SUPPLIED RECORDS:
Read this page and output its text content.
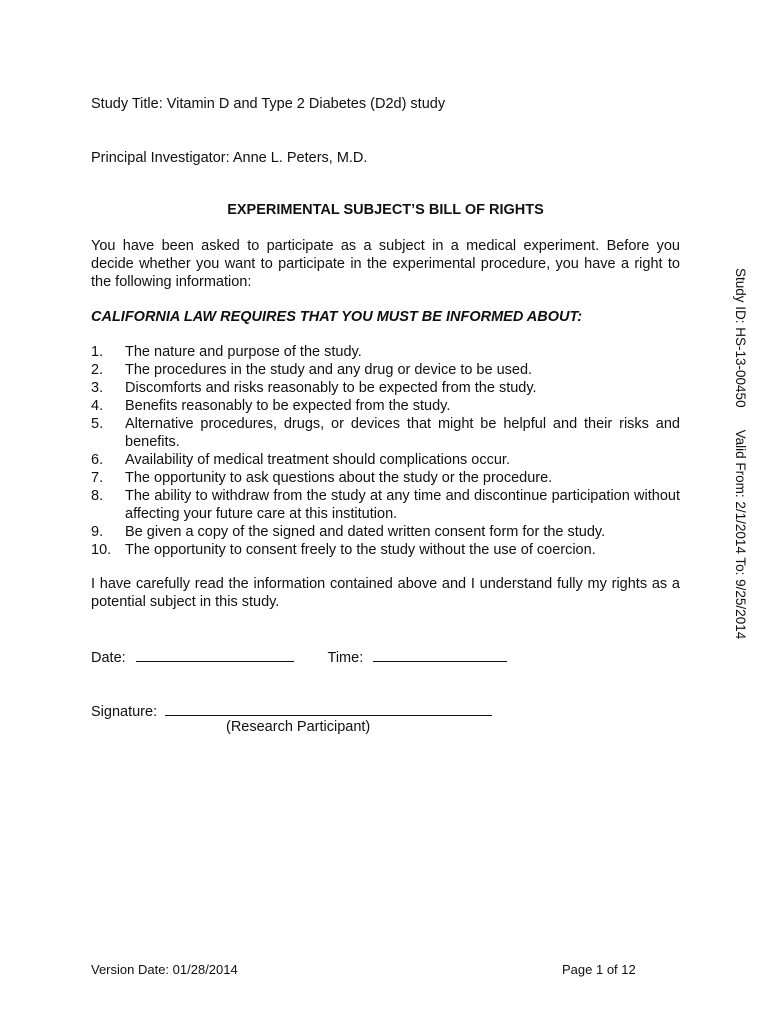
Study Title: Vitamin D and Type 2 Diabetes (D2d) study
Principal Investigator: Anne L. Peters, M.D.
EXPERIMENTAL SUBJECT’S BILL OF RIGHTS
You have been asked to participate as a subject in a medical experiment. Before you decide whether you want to participate in the experimental procedure, you have a right to the following information:
CALIFORNIA LAW REQUIRES THAT YOU MUST BE INFORMED ABOUT:
1. The nature and purpose of the study.
2. The procedures in the study and any drug or device to be used.
3. Discomforts and risks reasonably to be expected from the study.
4. Benefits reasonably to be expected from the study.
5. Alternative procedures, drugs, or devices that might be helpful and their risks and benefits.
6. Availability of medical treatment should complications occur.
7. The opportunity to ask questions about the study or the procedure.
8. The ability to withdraw from the study at any time and discontinue participation without affecting your future care at this institution.
9. Be given a copy of the signed and dated written consent form for the study.
10. The opportunity to consent freely to the study without the use of coercion.
I have carefully read the information contained above and I understand fully my rights as a potential subject in this study.
Date:	Time:
Signature:
(Research Participant)
Version Date: 01/28/2014	Page 1 of 12
Study ID: HS-13-00450Valid From: 2/1/2014 To: 9/25/2014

DIRECTION: Generate a word-for-word copy of the preceding records, excluding all pictures.

FINAL RESULT:
Read this page and output its text content.
Study Title: Vitamin D and Type 2 Diabetes (D2d) study
Principal Investigator: Anne L. Peters, M.D.
EXPERIMENTAL SUBJECT’S BILL OF RIGHTS
You have been asked to participate as a subject in a medical experiment. Before you decide whether you want to participate in the experimental procedure, you have a right to the following information:
CALIFORNIA LAW REQUIRES THAT YOU MUST BE INFORMED ABOUT:
1. The nature and purpose of the study.
2. The procedures in the study and any drug or device to be used.
3. Discomforts and risks reasonably to be expected from the study.
4. Benefits reasonably to be expected from the study.
5. Alternative procedures, drugs, or devices that might be helpful and their risks and benefits.
6. Availability of medical treatment should complications occur.
7. The opportunity to ask questions about the study or the procedure.
8. The ability to withdraw from the study at any time and discontinue participation without affecting your future care at this institution.
9. Be given a copy of the signed and dated written consent form for the study.
10. The opportunity to consent freely to the study without the use of coercion.
I have carefully read the information contained above and I understand fully my rights as a potential subject in this study.
Date:	Time:
Signature:
(Research Participant)
Version Date: 01/28/2014	Page 1 of 12
Study ID: HS-13-00450Valid From: 2/1/2014 To: 9/25/2014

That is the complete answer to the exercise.